Task description: Extract the lines that carry the string "this" from the listing.

Dataset items:
━━━━━━━━━━

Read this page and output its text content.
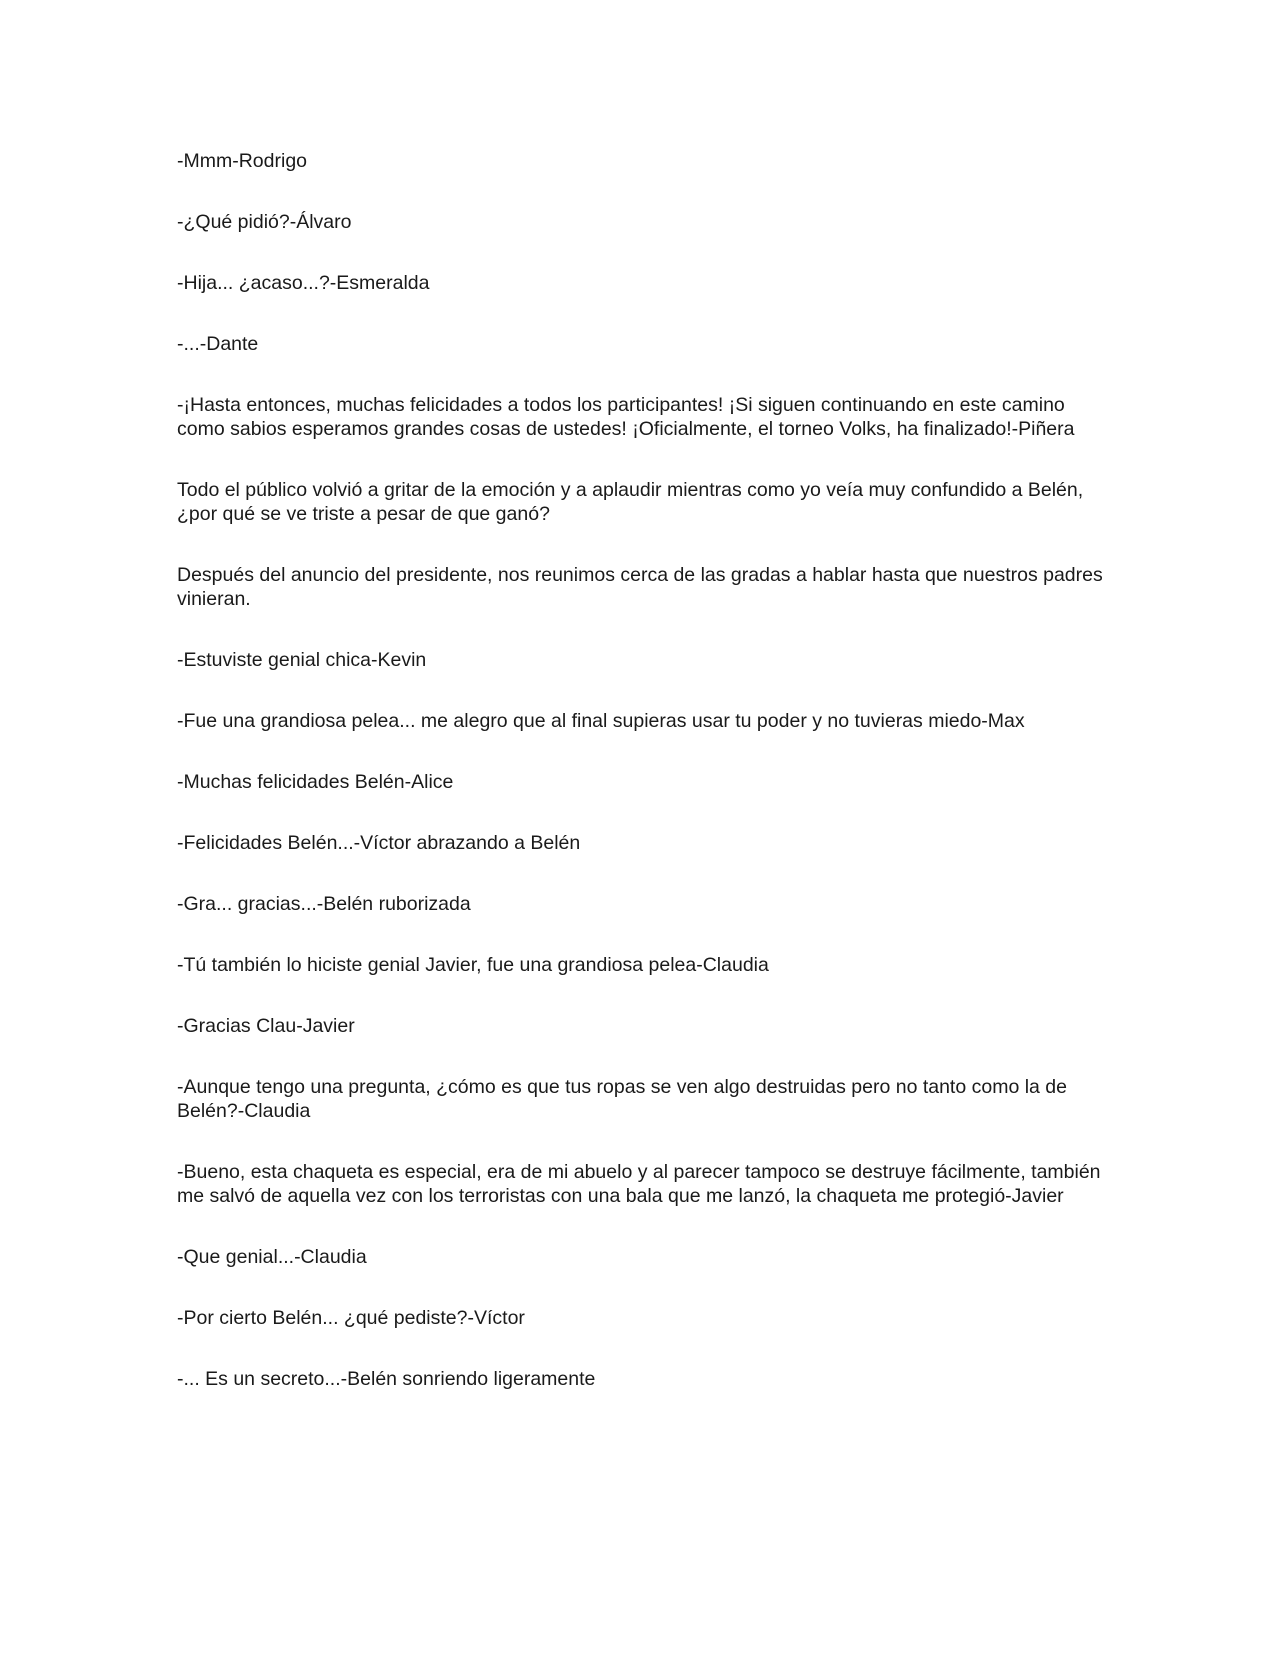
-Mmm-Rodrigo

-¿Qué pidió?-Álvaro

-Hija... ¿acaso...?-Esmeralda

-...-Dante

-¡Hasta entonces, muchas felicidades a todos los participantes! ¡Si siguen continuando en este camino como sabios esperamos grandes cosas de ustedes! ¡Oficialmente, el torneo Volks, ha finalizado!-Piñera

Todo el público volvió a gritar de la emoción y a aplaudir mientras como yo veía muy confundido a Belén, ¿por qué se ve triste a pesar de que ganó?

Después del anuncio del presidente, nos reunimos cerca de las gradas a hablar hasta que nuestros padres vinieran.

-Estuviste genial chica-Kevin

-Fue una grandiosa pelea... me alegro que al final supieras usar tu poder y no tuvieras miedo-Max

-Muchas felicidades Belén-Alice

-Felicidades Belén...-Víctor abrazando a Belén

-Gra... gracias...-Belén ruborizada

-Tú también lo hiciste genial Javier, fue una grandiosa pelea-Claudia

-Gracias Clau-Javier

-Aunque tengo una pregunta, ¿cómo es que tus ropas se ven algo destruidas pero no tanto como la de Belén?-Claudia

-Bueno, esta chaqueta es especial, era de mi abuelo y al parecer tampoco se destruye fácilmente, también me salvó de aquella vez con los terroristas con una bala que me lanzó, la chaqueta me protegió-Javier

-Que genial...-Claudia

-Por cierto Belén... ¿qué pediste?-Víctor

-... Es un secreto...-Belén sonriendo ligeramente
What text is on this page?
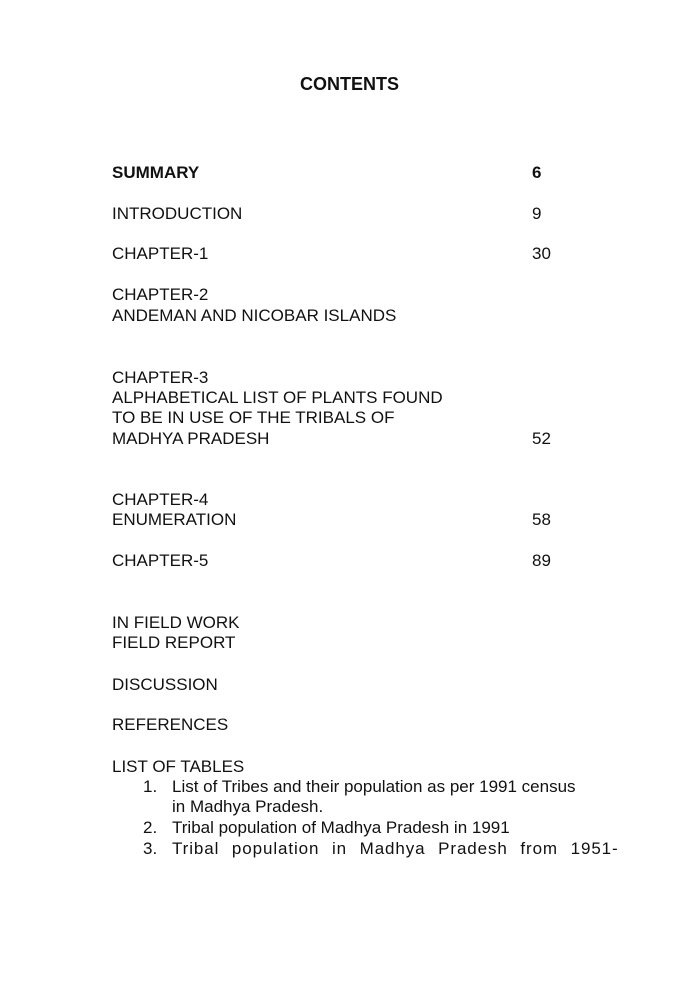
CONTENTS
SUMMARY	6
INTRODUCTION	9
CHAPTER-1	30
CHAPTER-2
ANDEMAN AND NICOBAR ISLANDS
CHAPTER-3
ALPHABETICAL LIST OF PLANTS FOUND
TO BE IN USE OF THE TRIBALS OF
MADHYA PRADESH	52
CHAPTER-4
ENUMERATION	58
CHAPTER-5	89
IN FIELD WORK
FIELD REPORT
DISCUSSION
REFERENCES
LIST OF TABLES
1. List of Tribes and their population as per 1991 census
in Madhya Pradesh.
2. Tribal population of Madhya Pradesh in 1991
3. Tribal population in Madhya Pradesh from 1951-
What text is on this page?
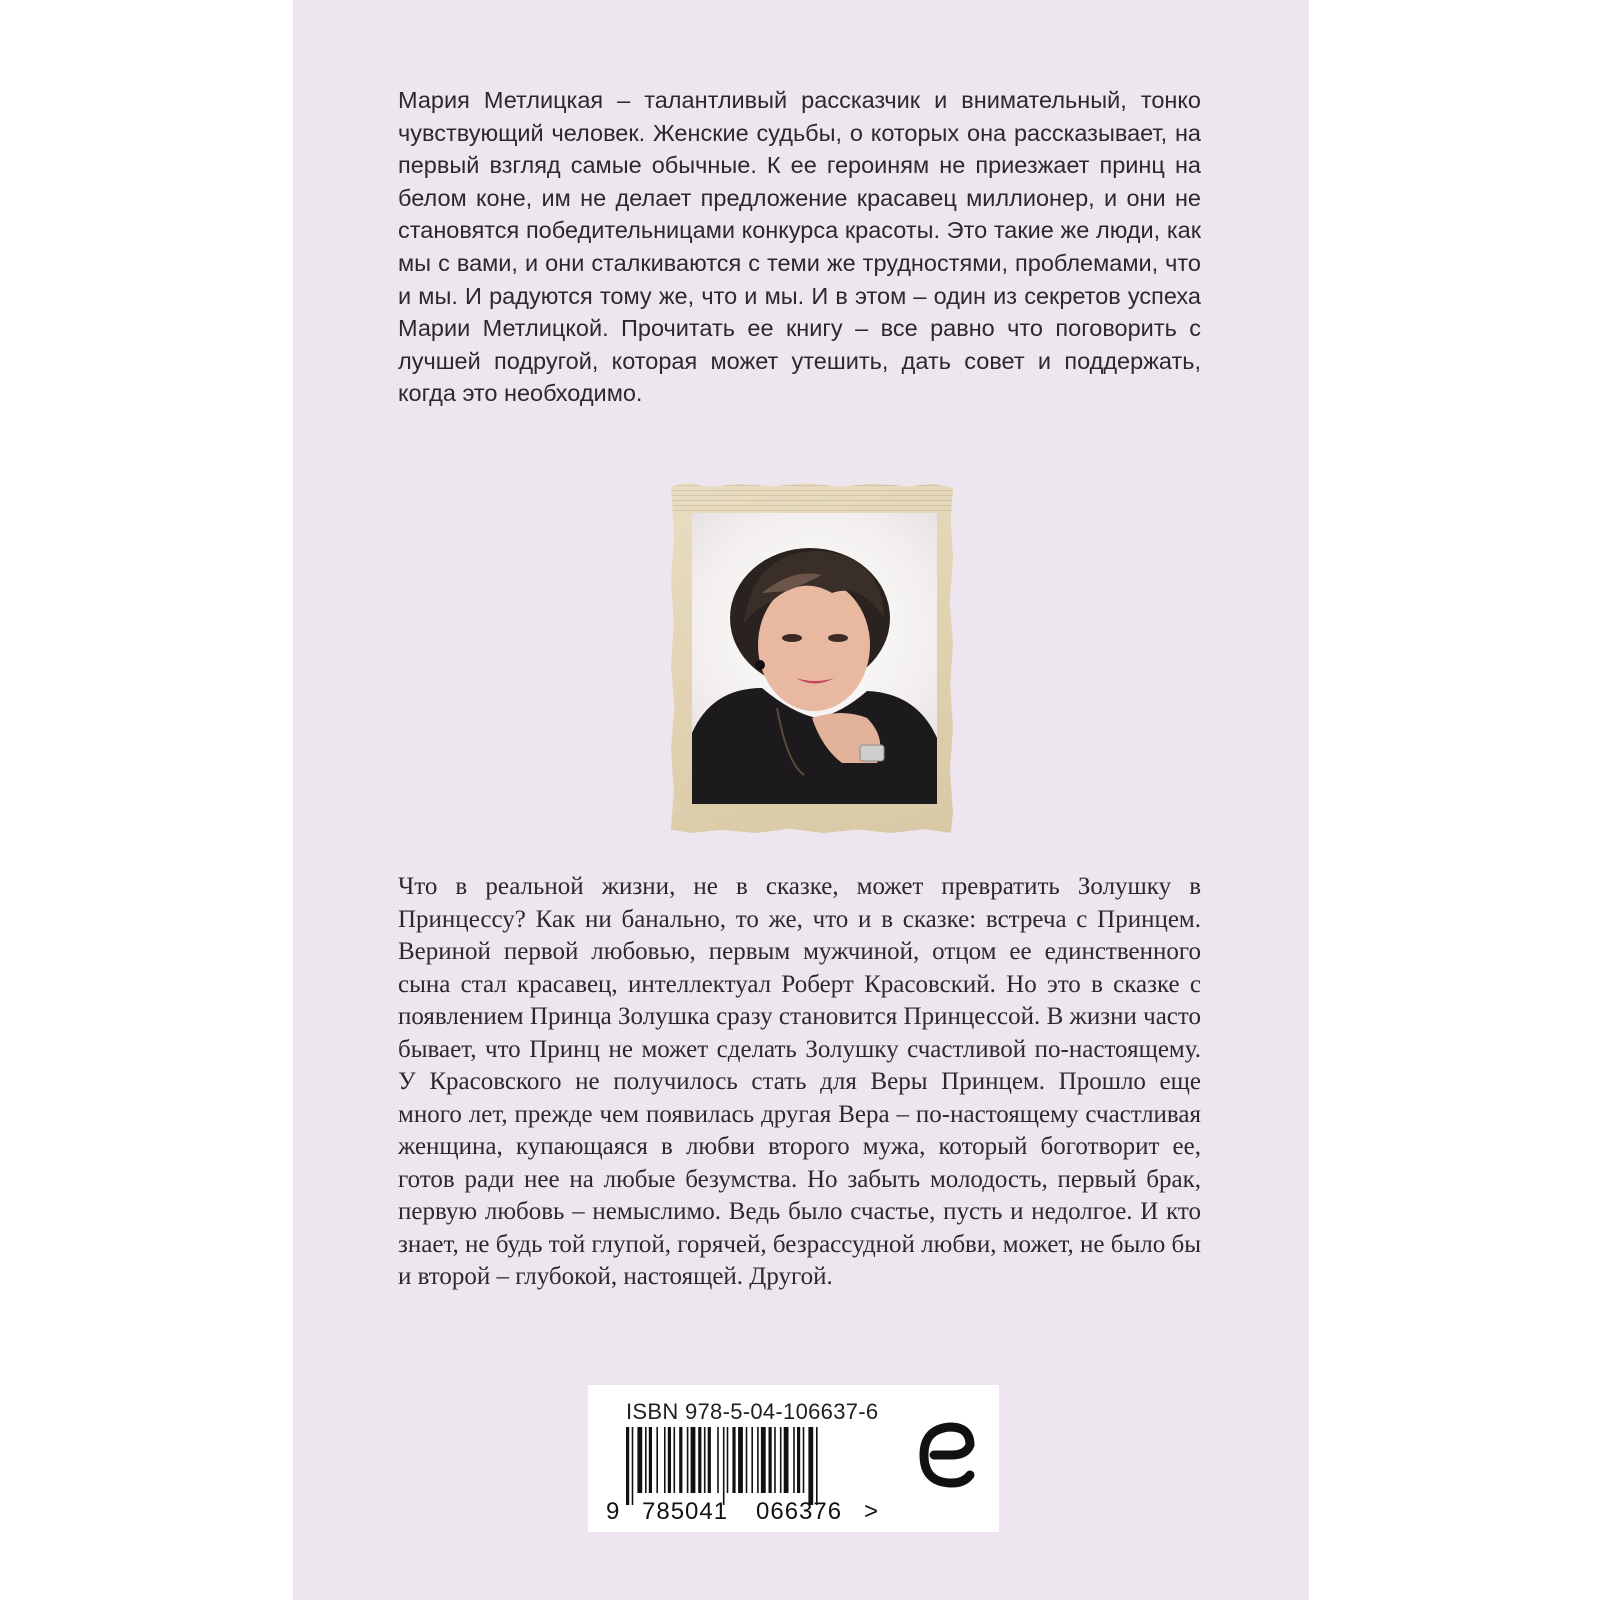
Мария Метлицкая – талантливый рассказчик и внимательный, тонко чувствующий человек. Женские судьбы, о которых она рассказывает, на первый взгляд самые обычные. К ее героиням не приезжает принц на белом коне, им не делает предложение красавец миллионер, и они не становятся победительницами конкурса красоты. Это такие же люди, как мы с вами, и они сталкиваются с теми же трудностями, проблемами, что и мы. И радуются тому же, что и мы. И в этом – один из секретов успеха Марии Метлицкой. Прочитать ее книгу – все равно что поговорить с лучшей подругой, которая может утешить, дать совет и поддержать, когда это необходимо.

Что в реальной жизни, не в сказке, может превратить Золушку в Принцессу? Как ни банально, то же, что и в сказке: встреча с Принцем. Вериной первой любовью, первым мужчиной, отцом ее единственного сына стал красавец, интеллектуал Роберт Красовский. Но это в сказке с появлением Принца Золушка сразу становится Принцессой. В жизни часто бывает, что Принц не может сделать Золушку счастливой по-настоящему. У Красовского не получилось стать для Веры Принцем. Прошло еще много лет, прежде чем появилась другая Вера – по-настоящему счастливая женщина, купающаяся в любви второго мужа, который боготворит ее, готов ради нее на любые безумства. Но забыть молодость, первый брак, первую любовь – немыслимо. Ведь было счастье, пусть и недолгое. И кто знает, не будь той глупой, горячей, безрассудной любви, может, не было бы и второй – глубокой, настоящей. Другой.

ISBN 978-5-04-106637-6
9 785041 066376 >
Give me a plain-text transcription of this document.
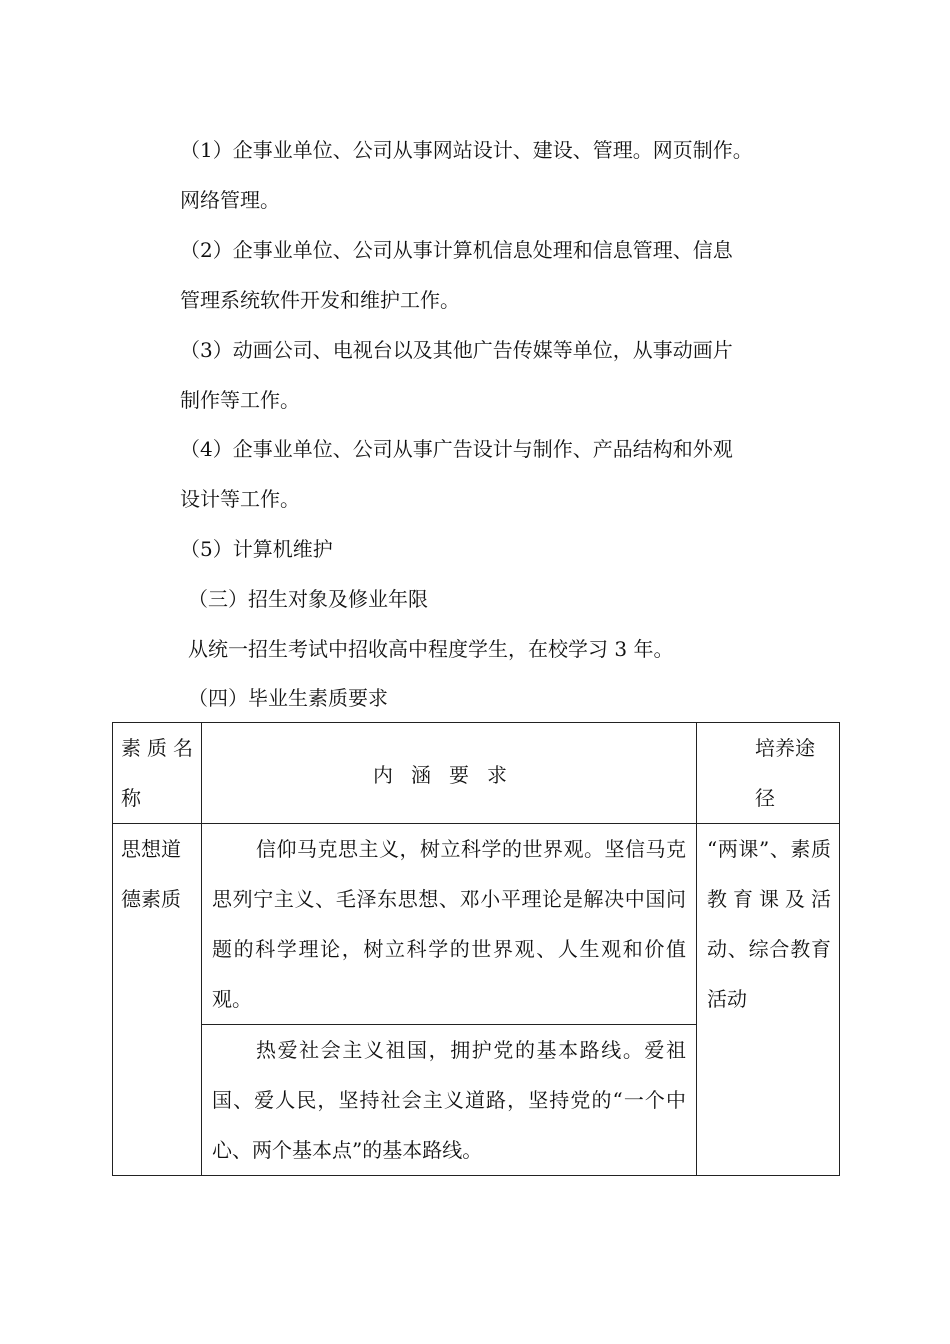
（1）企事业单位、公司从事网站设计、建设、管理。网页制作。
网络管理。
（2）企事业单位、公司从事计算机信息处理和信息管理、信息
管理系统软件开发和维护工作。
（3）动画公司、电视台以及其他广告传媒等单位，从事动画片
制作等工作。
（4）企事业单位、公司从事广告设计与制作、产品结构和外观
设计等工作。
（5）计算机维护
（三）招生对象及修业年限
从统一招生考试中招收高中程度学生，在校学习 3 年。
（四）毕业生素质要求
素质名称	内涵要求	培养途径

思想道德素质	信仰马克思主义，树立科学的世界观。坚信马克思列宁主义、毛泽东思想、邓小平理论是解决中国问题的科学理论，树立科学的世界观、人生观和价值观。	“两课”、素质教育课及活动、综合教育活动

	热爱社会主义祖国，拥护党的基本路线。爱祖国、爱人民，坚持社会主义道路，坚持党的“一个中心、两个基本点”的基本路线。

━━━━━━━━━━

Complete response:
Read this page and output its text content.
What text is on this page?
What text is on this page?
Give me a plain-text transcription of this document.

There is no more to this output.